**Task brief**:
Copy out the lines that include the word "Enable".

Data excerpts
>>>>>
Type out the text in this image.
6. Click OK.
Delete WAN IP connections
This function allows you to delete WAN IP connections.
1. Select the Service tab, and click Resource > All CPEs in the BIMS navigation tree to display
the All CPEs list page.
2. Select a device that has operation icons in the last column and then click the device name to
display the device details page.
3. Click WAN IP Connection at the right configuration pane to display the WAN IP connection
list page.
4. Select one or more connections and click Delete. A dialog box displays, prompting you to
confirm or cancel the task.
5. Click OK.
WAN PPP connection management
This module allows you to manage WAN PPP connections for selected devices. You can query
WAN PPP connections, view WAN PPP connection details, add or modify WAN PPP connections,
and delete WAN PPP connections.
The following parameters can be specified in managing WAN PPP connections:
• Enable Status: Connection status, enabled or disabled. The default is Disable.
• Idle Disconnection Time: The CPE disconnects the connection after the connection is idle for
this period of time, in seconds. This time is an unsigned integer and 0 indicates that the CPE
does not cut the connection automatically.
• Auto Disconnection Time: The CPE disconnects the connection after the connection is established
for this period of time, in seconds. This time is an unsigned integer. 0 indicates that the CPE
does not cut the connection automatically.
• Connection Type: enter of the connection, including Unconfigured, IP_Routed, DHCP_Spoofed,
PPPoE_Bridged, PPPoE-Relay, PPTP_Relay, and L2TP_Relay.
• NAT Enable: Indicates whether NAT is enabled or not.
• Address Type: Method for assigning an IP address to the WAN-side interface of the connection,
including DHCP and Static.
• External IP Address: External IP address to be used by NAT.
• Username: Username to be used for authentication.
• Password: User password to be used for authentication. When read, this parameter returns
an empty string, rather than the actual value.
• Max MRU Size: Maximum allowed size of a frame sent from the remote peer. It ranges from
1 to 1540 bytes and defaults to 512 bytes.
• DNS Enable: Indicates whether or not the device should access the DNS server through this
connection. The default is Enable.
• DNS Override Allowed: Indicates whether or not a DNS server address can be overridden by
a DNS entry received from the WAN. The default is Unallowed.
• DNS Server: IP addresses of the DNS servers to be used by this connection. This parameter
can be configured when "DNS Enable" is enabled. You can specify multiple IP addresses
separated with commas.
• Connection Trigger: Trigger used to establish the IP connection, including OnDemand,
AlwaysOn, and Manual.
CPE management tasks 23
<<<<<
**Answer for this exercise**:
• Enable Status: Connection status, enabled or disabled. The default is Disable.
• NAT Enable: Indicates whether NAT is enabled or not.
• DNS Enable: Indicates whether or not the device should access the DNS server through this
connection. The default is Enable.
can be configured when "DNS Enable" is enabled. You can specify multiple IP addresses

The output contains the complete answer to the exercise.